• STATED PROBLEM
Leave out the pictures and restate the rest of the data exactly.

• DATA EXTRACT
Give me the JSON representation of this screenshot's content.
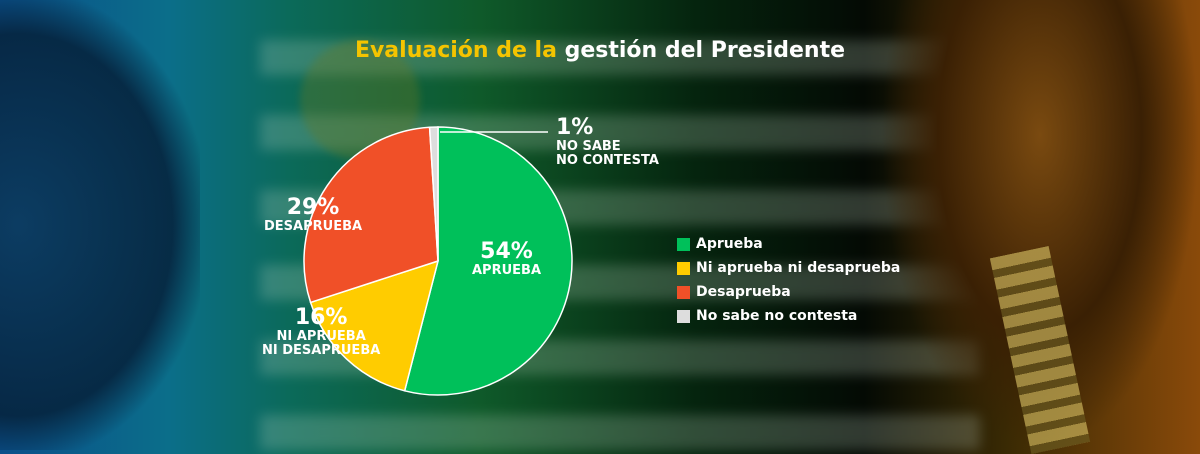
{
  "chart_data": {
    "type": "pie",
    "title_part1": "Evaluación de la",
    "title_part2": "gestión del Presidente",
    "slices": [
      {
        "name": "Aprueba",
        "value": 54,
        "label_pct": "54%",
        "label_name": "APRUEBA",
        "color": "#00c05a"
      },
      {
        "name": "Ni aprueba ni desaprueba",
        "value": 16,
        "label_pct": "16%",
        "label_name1": "NI APRUEBA",
        "label_name2": "NI DESAPRUEBA",
        "color": "#ffcc00"
      },
      {
        "name": "Desaprueba",
        "value": 29,
        "label_pct": "29%",
        "label_name": "DESAPRUEBA",
        "color": "#f05028"
      },
      {
        "name": "No sabe no contesta",
        "value": 1,
        "label_pct": "1%",
        "label_name1": "NO SABE",
        "label_name2": "NO CONTESTA",
        "color": "#dddddd"
      }
    ],
    "legend_placement": "right"
  }
}
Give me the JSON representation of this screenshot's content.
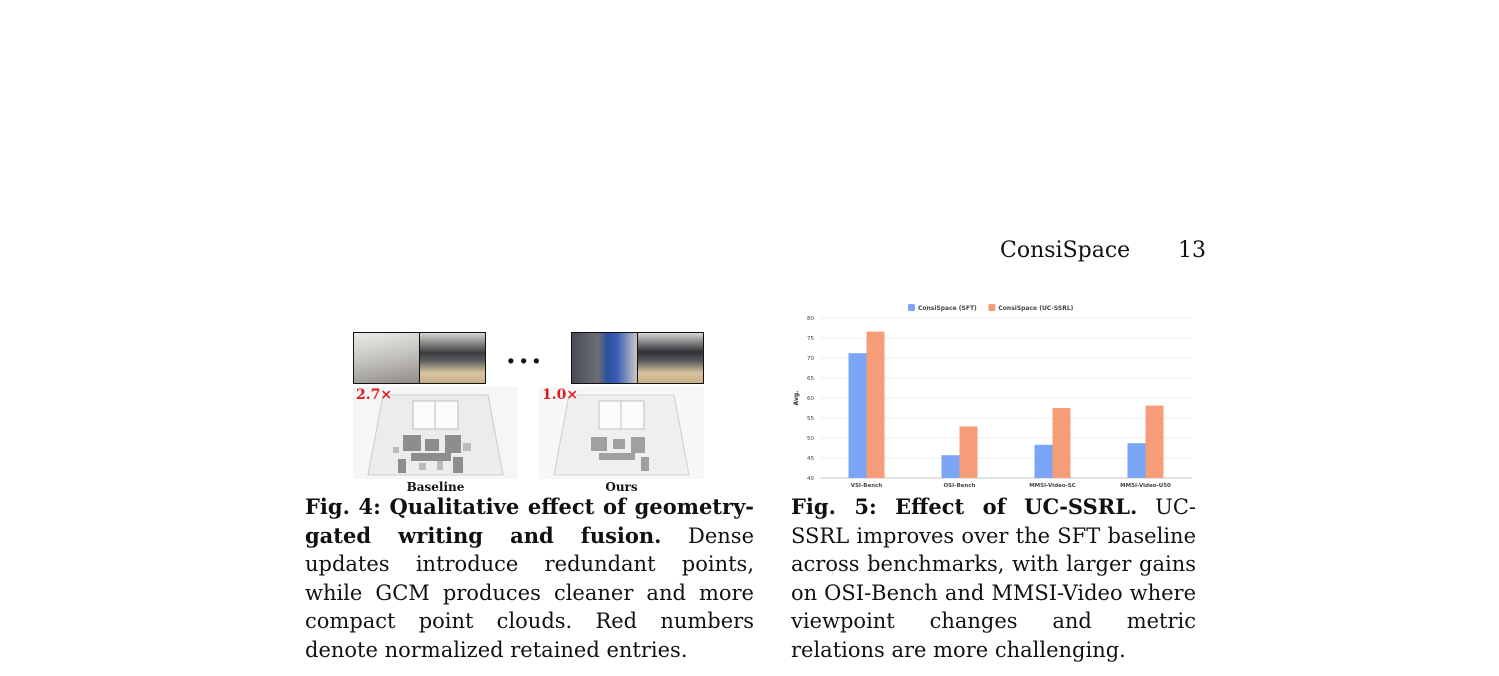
{
  "header": {
    "running_title": "ConsiSpace",
    "page_number": "13"
  },
  "fig4": {
    "ellipsis": "...",
    "baseline_ratio": "2.7×",
    "ours_ratio": "1.0×",
    "baseline_label": "Baseline",
    "ours_label": "Ours",
    "ratio_color": "#e3141b",
    "caption_prefix": "Fig. 4: Qualitative effect of geometry-gated writing and fusion.",
    "caption_body": " Dense updates introduce redundant points, while GCM produces cleaner and more compact point clouds. Red numbers denote normalized retained entries."
  },
  "fig5": {
    "caption_prefix": "Fig. 5: Effect of UC-SSRL.",
    "caption_body": " UC-SSRL improves over the SFT baseline across benchmarks, with larger gains on OSI-Bench and MMSI-Video where viewpoint changes and metric relations are more challenging."
  },
  "chart_data": {
    "type": "bar",
    "categories": [
      "VSI-Bench",
      "OSI-Bench",
      "MMSI-Video-SC",
      "MMSI-Video-U50"
    ],
    "series": [
      {
        "name": "ConsiSpace (SFT)",
        "values": [
          71.2,
          45.7,
          48.3,
          48.7
        ],
        "color": "#7aa6f5"
      },
      {
        "name": "ConsiSpace (UC-SSRL)",
        "values": [
          76.6,
          52.9,
          57.5,
          58.1
        ],
        "color": "#f79c78"
      }
    ],
    "ylabel": "Avg.",
    "ylim": [
      40,
      80
    ],
    "yticks": [
      40,
      45,
      50,
      55,
      60,
      65,
      70,
      75,
      80
    ],
    "grid": true,
    "legend": "top-center"
  }
}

• RIGHT ANSWER
Give me the JSON representation of this screenshot's content.
{
  "chart_data": {
    "type": "pie",
    "title_part1": "Evaluación de la",
    "title_part2": "gestión del Presidente",
    "slices": [
      {
        "name": "Aprueba",
        "value": 54,
        "label_pct": "54%",
        "label_name": "APRUEBA",
        "color": "#00c05a"
      },
      {
        "name": "Ni aprueba ni desaprueba",
        "value": 16,
        "label_pct": "16%",
        "label_name1": "NI APRUEBA",
        "label_name2": "NI DESAPRUEBA",
        "color": "#ffcc00"
      },
      {
        "name": "Desaprueba",
        "value": 29,
        "label_pct": "29%",
        "label_name": "DESAPRUEBA",
        "color": "#f05028"
      },
      {
        "name": "No sabe no contesta",
        "value": 1,
        "label_pct": "1%",
        "label_name1": "NO SABE",
        "label_name2": "NO CONTESTA",
        "color": "#dddddd"
      }
    ],
    "legend_placement": "right"
  }
}
Give me the JSON representation of this screenshot's content.
{
  "header": {
    "running_title": "ConsiSpace",
    "page_number": "13"
  },
  "fig4": {
    "ellipsis": "...",
    "baseline_ratio": "2.7×",
    "ours_ratio": "1.0×",
    "baseline_label": "Baseline",
    "ours_label": "Ours",
    "ratio_color": "#e3141b",
    "caption_prefix": "Fig. 4: Qualitative effect of geometry-gated writing and fusion.",
    "caption_body": " Dense updates introduce redundant points, while GCM produces cleaner and more compact point clouds. Red numbers denote normalized retained entries."
  },
  "fig5": {
    "caption_prefix": "Fig. 5: Effect of UC-SSRL.",
    "caption_body": " UC-SSRL improves over the SFT baseline across benchmarks, with larger gains on OSI-Bench and MMSI-Video where viewpoint changes and metric relations are more challenging."
  },
  "chart_data": {
    "type": "bar",
    "categories": [
      "VSI-Bench",
      "OSI-Bench",
      "MMSI-Video-SC",
      "MMSI-Video-U50"
    ],
    "series": [
      {
        "name": "ConsiSpace (SFT)",
        "values": [
          71.2,
          45.7,
          48.3,
          48.7
        ],
        "color": "#7aa6f5"
      },
      {
        "name": "ConsiSpace (UC-SSRL)",
        "values": [
          76.6,
          52.9,
          57.5,
          58.1
        ],
        "color": "#f79c78"
      }
    ],
    "ylabel": "Avg.",
    "ylim": [
      40,
      80
    ],
    "yticks": [
      40,
      45,
      50,
      55,
      60,
      65,
      70,
      75,
      80
    ],
    "grid": true,
    "legend": "top-center"
  }
}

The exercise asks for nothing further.